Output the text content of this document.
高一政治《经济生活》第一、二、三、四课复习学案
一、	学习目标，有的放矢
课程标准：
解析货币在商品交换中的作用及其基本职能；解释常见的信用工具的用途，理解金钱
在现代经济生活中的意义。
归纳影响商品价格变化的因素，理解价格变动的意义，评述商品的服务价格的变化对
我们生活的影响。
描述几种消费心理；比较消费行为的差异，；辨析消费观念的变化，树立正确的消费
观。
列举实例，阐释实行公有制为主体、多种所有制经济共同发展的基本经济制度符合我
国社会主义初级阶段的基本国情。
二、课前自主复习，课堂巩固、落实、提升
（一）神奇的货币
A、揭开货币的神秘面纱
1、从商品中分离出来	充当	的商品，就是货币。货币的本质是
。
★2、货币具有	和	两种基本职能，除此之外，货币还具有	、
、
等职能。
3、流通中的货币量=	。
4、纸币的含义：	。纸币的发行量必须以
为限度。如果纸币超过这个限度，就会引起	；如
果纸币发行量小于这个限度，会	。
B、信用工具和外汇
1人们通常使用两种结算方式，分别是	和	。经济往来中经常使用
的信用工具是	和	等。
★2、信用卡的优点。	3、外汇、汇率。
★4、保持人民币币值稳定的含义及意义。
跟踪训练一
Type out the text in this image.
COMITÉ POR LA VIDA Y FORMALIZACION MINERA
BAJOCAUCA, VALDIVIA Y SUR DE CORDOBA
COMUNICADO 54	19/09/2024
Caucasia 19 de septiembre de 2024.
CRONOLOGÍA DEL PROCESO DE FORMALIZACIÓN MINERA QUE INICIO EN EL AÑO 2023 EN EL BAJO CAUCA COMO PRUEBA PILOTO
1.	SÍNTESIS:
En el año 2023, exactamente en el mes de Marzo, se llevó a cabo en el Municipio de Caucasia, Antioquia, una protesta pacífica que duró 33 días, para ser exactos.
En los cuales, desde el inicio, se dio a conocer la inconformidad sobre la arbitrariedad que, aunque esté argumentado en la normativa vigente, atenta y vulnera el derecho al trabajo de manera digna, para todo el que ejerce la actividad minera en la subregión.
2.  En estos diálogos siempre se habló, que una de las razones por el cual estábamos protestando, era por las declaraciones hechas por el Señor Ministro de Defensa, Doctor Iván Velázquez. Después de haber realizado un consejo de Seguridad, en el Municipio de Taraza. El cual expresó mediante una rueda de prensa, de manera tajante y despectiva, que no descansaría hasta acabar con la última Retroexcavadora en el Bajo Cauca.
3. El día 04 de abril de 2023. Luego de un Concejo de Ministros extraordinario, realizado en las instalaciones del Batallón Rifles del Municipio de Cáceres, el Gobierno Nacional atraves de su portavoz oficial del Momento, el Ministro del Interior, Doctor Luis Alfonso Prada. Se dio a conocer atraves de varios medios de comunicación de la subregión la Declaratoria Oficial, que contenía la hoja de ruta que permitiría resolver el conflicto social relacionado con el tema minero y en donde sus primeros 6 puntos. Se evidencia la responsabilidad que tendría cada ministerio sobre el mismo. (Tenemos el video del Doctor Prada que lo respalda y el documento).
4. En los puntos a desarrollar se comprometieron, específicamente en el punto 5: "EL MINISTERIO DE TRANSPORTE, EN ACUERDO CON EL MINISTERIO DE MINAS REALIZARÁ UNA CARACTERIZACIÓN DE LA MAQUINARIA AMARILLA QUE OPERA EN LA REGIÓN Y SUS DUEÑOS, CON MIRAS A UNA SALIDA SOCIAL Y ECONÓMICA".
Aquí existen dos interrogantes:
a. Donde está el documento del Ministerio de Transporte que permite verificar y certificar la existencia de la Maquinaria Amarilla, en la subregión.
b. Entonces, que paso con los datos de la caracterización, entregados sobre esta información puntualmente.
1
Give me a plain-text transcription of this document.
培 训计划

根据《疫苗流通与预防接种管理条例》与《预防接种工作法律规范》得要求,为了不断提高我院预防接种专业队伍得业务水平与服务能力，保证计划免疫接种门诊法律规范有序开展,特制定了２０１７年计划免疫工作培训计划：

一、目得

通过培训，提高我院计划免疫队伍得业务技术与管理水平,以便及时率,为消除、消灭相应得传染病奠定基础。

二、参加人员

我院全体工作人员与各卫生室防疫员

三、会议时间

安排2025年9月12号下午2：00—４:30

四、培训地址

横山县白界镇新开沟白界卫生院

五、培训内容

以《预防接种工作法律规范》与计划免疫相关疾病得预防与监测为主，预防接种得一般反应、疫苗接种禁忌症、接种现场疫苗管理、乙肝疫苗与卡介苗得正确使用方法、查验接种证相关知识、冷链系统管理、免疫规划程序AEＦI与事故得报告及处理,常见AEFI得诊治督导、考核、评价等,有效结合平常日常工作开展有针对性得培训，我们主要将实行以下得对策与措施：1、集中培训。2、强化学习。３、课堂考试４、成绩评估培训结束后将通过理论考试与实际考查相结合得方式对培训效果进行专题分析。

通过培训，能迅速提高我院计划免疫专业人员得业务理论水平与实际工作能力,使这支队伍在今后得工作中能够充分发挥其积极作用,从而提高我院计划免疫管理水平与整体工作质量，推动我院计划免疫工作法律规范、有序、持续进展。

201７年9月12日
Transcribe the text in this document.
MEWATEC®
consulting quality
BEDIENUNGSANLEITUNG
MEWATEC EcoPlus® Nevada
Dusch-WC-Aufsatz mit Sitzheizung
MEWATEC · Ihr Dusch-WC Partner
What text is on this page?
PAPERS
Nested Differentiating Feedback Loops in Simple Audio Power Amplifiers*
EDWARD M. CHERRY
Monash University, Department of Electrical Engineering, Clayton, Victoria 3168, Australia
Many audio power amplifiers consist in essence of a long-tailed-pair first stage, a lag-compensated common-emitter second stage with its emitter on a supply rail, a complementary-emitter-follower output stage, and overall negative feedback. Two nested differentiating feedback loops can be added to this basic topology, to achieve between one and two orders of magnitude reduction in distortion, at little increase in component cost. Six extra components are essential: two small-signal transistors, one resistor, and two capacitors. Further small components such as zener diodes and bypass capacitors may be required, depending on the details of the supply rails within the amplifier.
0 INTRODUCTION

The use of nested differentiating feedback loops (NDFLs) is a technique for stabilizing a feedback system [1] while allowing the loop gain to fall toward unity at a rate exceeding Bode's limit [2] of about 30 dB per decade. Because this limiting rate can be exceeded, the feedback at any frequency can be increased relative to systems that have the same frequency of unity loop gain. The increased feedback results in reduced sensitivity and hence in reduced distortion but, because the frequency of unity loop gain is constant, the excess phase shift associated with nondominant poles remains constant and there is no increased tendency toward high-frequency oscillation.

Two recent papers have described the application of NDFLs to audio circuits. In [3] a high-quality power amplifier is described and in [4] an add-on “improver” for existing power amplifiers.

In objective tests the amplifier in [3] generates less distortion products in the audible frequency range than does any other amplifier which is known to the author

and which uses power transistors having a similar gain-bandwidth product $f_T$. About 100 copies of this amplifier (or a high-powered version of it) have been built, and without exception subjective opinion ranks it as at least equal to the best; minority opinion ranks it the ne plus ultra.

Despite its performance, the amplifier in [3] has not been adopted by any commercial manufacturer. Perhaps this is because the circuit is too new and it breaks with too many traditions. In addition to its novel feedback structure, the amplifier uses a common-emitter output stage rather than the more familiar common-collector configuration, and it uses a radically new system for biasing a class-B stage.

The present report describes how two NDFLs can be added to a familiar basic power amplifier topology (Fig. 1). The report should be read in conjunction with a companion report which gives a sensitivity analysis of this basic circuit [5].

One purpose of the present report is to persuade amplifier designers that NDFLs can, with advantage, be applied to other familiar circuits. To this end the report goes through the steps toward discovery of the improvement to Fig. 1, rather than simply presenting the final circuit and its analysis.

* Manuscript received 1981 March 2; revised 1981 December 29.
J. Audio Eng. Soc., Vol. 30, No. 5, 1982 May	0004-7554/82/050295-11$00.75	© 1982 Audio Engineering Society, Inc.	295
- - - -
=== PROBLEM STATEMENT ===
Return all lines containing "通过培训".

=== EXPECTED OUTPUT ===
通过培训，提高我院计划免疫队伍得业务技术与管理水平,以便及时率,为消除、消灭相应得传染病奠定基础。
通过培训，能迅速提高我院计划免疫专业人员得业务理论水平与实际工作能力,使这支队伍在今后得工作中能够充分发挥其积极作用,从而提高我院计划免疫管理水平与整体工作质量，推动我院计划免疫工作法律规范、有序、持续进展。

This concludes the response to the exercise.